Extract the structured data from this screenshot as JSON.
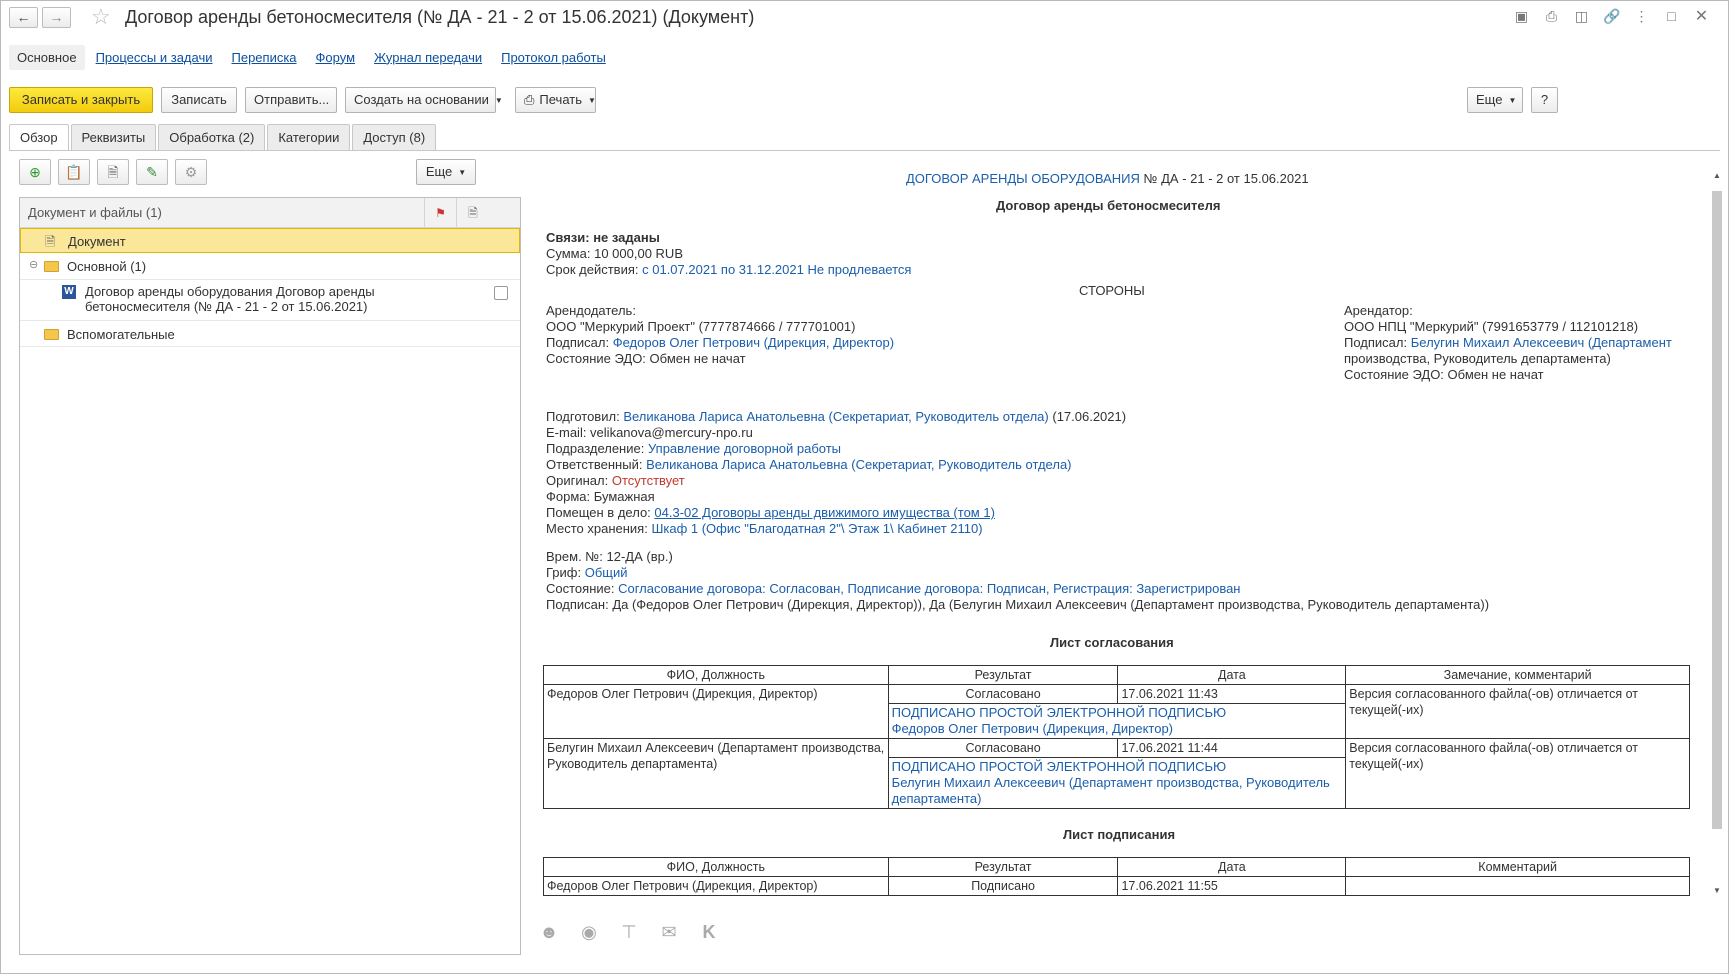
{
  "window": {
    "title": "Договор аренды бетоносмесителя (№ ДА - 21 - 2 от 15.06.2021) (Документ)"
  },
  "nav_tabs": [
    "Основное",
    "Процессы и задачи",
    "Переписка",
    "Форум",
    "Журнал передачи",
    "Протокол работы"
  ],
  "toolbar": {
    "save_close": "Записать и закрыть",
    "save": "Записать",
    "send": "Отправить...",
    "create_based": "Создать на основании",
    "print": "Печать",
    "more": "Еще",
    "help": "?"
  },
  "form_tabs": [
    "Обзор",
    "Реквизиты",
    "Обработка (2)",
    "Категории",
    "Доступ (8)"
  ],
  "left_panel": {
    "more": "Еще",
    "header": "Документ и файлы (1)",
    "rows": {
      "document": "Документ",
      "main": "Основной (1)",
      "file_line1": "Договор аренды оборудования Договор аренды",
      "file_line2": "бетоносмесителя (№ ДА - 21 - 2 от 15.06.2021)",
      "aux": "Вспомогательные"
    }
  },
  "doc": {
    "header_link": "ДОГОВОР АРЕНДЫ ОБОРУДОВАНИЯ",
    "header_rest": "№ ДА - 21 - 2 от 15.06.2021",
    "heading": "Договор аренды бетоносмесителя",
    "links": "Связи: не заданы",
    "sum_label": "Сумма:",
    "sum_value": "10 000,00 RUB",
    "term_label": "Срок действия:",
    "term_value": "с 01.07.2021 по 31.12.2021 Не продлевается",
    "parties": "СТОРОНЫ",
    "landlord_label": "Арендодатель:",
    "landlord_org": "ООО \"Меркурий Проект\" (7777874666 / 777701001)",
    "landlord_signed_label": "Подписал:",
    "landlord_signed": "Федоров Олег Петрович (Дирекция, Директор)",
    "landlord_edo_label": "Состояние ЭДО:",
    "landlord_edo": "Обмен не начат",
    "tenant_label": "Арендатор:",
    "tenant_org": "ООО НПЦ \"Меркурий\" (7991653779 / 112101218)",
    "tenant_signed_label": "Подписал:",
    "tenant_signed_1": "Белугин Михаил Алексеевич (Департамент",
    "tenant_signed_2": "производства, Руководитель департамента)",
    "tenant_edo_label": "Состояние ЭДО:",
    "tenant_edo": "Обмен не начат",
    "prepared_label": "Подготовил:",
    "prepared": "Великанова Лариса Анатольевна (Секретариат, Руководитель отдела)",
    "prepared_date": "(17.06.2021)",
    "email": "E-mail: velikanova@mercury-npo.ru",
    "dept_label": "Подразделение:",
    "dept": "Управление договорной работы",
    "resp_label": "Ответственный:",
    "resp": "Великанова Лариса Анатольевна (Секретариат, Руководитель отдела)",
    "orig_label": "Оригинал:",
    "orig": "Отсутствует",
    "form_label": "Форма:",
    "form": "Бумажная",
    "case_label": "Помещен в дело:",
    "case": "04.3-02 Договоры аренды движимого имущества (том 1)",
    "storage_label": "Место хранения:",
    "storage": "Шкаф 1 (Офис \"Благодатная 2\"\\ Этаж 1\\ Кабинет 2110)",
    "temp_label": "Врем. №:",
    "temp": "12-ДА (вр.)",
    "grif_label": "Гриф:",
    "grif": "Общий",
    "state_label": "Состояние:",
    "state": "Согласование договора: Согласован, Подписание договора: Подписан, Регистрация: Зарегистрирован",
    "signed_label": "Подписан:",
    "signed": "Да (Федоров Олег Петрович (Дирекция, Директор)), Да (Белугин Михаил Алексеевич (Департамент производства, Руководитель департамента))",
    "approval_title": "Лист согласования",
    "approval_headers": [
      "ФИО, Должность",
      "Результат",
      "Дата",
      "Замечание, комментарий"
    ],
    "approval_rows": [
      {
        "name": "Федоров Олег Петрович (Дирекция, Директор)",
        "result": "Согласовано",
        "date": "17.06.2021 11:43",
        "comment": "Версия согласованного файла(-ов) отличается от текущей(-их)",
        "sig1": "ПОДПИСАНО ПРОСТОЙ ЭЛЕКТРОННОЙ ПОДПИСЬЮ",
        "sig2": "Федоров Олег Петрович (Дирекция, Директор)"
      },
      {
        "name": "Белугин Михаил Алексеевич (Департамент производства, Руководитель департамента)",
        "result": "Согласовано",
        "date": "17.06.2021 11:44",
        "comment": "Версия согласованного файла(-ов) отличается от текущей(-их)",
        "sig1": "ПОДПИСАНО ПРОСТОЙ ЭЛЕКТРОННОЙ ПОДПИСЬЮ",
        "sig2": "Белугин Михаил Алексеевич (Департамент производства, Руководитель департамента)"
      }
    ],
    "signing_title": "Лист подписания",
    "signing_headers": [
      "ФИО, Должность",
      "Результат",
      "Дата",
      "Комментарий"
    ],
    "signing_row": {
      "name": "Федоров Олег Петрович (Дирекция, Директор)",
      "result": "Подписано",
      "date": "17.06.2021 11:55"
    }
  },
  "colors": {
    "accent_button": "#f5d21c",
    "link": "#1b5eab",
    "selected_row": "#fbe79a",
    "missing": "#c0392b"
  }
}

□ □ □ □

**Work instructions**:
Are you able to set down all the lines above exactly, without any pictures?

**Finished answer**:
Extract the structured data from this screenshot as JSON.
{
  "window": {
    "title": "Договор аренды бетоносмесителя (№ ДА - 21 - 2 от 15.06.2021) (Документ)"
  },
  "nav_tabs": [
    "Основное",
    "Процессы и задачи",
    "Переписка",
    "Форум",
    "Журнал передачи",
    "Протокол работы"
  ],
  "toolbar": {
    "save_close": "Записать и закрыть",
    "save": "Записать",
    "send": "Отправить...",
    "create_based": "Создать на основании",
    "print": "Печать",
    "more": "Еще",
    "help": "?"
  },
  "form_tabs": [
    "Обзор",
    "Реквизиты",
    "Обработка (2)",
    "Категории",
    "Доступ (8)"
  ],
  "left_panel": {
    "more": "Еще",
    "header": "Документ и файлы (1)",
    "rows": {
      "document": "Документ",
      "main": "Основной (1)",
      "file_line1": "Договор аренды оборудования Договор аренды",
      "file_line2": "бетоносмесителя (№ ДА - 21 - 2 от 15.06.2021)",
      "aux": "Вспомогательные"
    }
  },
  "doc": {
    "header_link": "ДОГОВОР АРЕНДЫ ОБОРУДОВАНИЯ",
    "header_rest": "№ ДА - 21 - 2 от 15.06.2021",
    "heading": "Договор аренды бетоносмесителя",
    "links": "Связи: не заданы",
    "sum_label": "Сумма:",
    "sum_value": "10 000,00 RUB",
    "term_label": "Срок действия:",
    "term_value": "с 01.07.2021 по 31.12.2021 Не продлевается",
    "parties": "СТОРОНЫ",
    "landlord_label": "Арендодатель:",
    "landlord_org": "ООО \"Меркурий Проект\" (7777874666 / 777701001)",
    "landlord_signed_label": "Подписал:",
    "landlord_signed": "Федоров Олег Петрович (Дирекция, Директор)",
    "landlord_edo_label": "Состояние ЭДО:",
    "landlord_edo": "Обмен не начат",
    "tenant_label": "Арендатор:",
    "tenant_org": "ООО НПЦ \"Меркурий\" (7991653779 / 112101218)",
    "tenant_signed_label": "Подписал:",
    "tenant_signed_1": "Белугин Михаил Алексеевич (Департамент",
    "tenant_signed_2": "производства, Руководитель департамента)",
    "tenant_edo_label": "Состояние ЭДО:",
    "tenant_edo": "Обмен не начат",
    "prepared_label": "Подготовил:",
    "prepared": "Великанова Лариса Анатольевна (Секретариат, Руководитель отдела)",
    "prepared_date": "(17.06.2021)",
    "email": "E-mail: velikanova@mercury-npo.ru",
    "dept_label": "Подразделение:",
    "dept": "Управление договорной работы",
    "resp_label": "Ответственный:",
    "resp": "Великанова Лариса Анатольевна (Секретариат, Руководитель отдела)",
    "orig_label": "Оригинал:",
    "orig": "Отсутствует",
    "form_label": "Форма:",
    "form": "Бумажная",
    "case_label": "Помещен в дело:",
    "case": "04.3-02 Договоры аренды движимого имущества (том 1)",
    "storage_label": "Место хранения:",
    "storage": "Шкаф 1 (Офис \"Благодатная 2\"\\ Этаж 1\\ Кабинет 2110)",
    "temp_label": "Врем. №:",
    "temp": "12-ДА (вр.)",
    "grif_label": "Гриф:",
    "grif": "Общий",
    "state_label": "Состояние:",
    "state": "Согласование договора: Согласован, Подписание договора: Подписан, Регистрация: Зарегистрирован",
    "signed_label": "Подписан:",
    "signed": "Да (Федоров Олег Петрович (Дирекция, Директор)), Да (Белугин Михаил Алексеевич (Департамент производства, Руководитель департамента))",
    "approval_title": "Лист согласования",
    "approval_headers": [
      "ФИО, Должность",
      "Результат",
      "Дата",
      "Замечание, комментарий"
    ],
    "approval_rows": [
      {
        "name": "Федоров Олег Петрович (Дирекция, Директор)",
        "result": "Согласовано",
        "date": "17.06.2021 11:43",
        "comment": "Версия согласованного файла(-ов) отличается от текущей(-их)",
        "sig1": "ПОДПИСАНО ПРОСТОЙ ЭЛЕКТРОННОЙ ПОДПИСЬЮ",
        "sig2": "Федоров Олег Петрович (Дирекция, Директор)"
      },
      {
        "name": "Белугин Михаил Алексеевич (Департамент производства, Руководитель департамента)",
        "result": "Согласовано",
        "date": "17.06.2021 11:44",
        "comment": "Версия согласованного файла(-ов) отличается от текущей(-их)",
        "sig1": "ПОДПИСАНО ПРОСТОЙ ЭЛЕКТРОННОЙ ПОДПИСЬЮ",
        "sig2": "Белугин Михаил Алексеевич (Департамент производства, Руководитель департамента)"
      }
    ],
    "signing_title": "Лист подписания",
    "signing_headers": [
      "ФИО, Должность",
      "Результат",
      "Дата",
      "Комментарий"
    ],
    "signing_row": {
      "name": "Федоров Олег Петрович (Дирекция, Директор)",
      "result": "Подписано",
      "date": "17.06.2021 11:55"
    }
  },
  "colors": {
    "accent_button": "#f5d21c",
    "link": "#1b5eab",
    "selected_row": "#fbe79a",
    "missing": "#c0392b"
  }
}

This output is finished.